■ Challenge ■
Pick out all lines in the listing holding the string "this" and copy them.

· · · ·

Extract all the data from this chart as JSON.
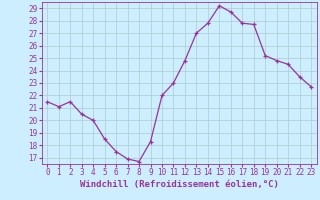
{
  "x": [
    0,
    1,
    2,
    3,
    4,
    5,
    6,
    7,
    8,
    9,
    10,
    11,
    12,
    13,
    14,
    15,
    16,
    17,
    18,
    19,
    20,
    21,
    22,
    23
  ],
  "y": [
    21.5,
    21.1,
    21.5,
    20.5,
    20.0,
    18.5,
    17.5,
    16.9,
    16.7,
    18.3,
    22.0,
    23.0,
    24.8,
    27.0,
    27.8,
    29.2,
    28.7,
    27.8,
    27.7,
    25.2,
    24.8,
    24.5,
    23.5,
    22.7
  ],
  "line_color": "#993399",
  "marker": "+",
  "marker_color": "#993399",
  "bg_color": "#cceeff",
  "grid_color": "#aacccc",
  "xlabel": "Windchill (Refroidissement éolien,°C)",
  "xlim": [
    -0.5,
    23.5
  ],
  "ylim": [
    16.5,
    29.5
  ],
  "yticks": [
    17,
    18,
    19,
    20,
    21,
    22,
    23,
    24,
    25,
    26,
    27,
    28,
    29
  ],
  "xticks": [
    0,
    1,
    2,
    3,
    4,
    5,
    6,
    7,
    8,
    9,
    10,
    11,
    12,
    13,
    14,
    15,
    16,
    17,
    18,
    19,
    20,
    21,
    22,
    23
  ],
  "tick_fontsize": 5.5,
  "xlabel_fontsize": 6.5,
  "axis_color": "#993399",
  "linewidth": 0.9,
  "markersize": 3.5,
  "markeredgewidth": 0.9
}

· · · ·

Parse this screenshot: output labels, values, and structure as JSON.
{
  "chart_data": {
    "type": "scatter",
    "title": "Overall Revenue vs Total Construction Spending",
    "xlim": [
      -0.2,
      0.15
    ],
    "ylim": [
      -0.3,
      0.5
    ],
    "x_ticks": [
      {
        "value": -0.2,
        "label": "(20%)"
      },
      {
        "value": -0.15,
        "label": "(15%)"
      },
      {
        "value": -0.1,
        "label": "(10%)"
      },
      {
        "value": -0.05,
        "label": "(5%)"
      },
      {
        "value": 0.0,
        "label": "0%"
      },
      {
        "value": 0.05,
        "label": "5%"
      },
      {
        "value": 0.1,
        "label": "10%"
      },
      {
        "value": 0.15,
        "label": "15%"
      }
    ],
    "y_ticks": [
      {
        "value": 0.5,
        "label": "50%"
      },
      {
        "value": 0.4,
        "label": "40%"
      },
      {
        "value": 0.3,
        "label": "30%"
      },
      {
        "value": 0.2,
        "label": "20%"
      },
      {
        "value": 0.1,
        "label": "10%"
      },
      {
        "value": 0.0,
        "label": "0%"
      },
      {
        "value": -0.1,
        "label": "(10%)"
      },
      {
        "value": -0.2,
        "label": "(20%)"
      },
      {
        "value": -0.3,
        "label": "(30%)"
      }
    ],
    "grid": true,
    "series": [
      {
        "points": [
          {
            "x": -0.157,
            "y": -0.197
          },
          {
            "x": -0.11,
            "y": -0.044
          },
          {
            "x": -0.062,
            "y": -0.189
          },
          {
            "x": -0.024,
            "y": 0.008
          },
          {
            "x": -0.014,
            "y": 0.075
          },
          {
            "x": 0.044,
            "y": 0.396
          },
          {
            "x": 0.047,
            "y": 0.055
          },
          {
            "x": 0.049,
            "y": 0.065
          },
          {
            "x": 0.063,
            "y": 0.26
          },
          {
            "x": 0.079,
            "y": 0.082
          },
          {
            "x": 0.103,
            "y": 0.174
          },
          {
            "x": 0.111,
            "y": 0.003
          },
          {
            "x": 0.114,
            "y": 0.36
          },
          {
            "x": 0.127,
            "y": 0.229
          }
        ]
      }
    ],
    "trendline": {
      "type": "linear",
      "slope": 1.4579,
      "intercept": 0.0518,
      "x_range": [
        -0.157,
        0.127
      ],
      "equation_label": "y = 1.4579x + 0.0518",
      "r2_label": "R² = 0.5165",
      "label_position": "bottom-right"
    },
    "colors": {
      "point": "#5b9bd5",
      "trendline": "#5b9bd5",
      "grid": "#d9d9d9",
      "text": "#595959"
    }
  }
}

· · · ·

■ Exercise response ■
Extract all the data from this chart as JSON.
Parse this screenshot: output labels, values, and structure as JSON.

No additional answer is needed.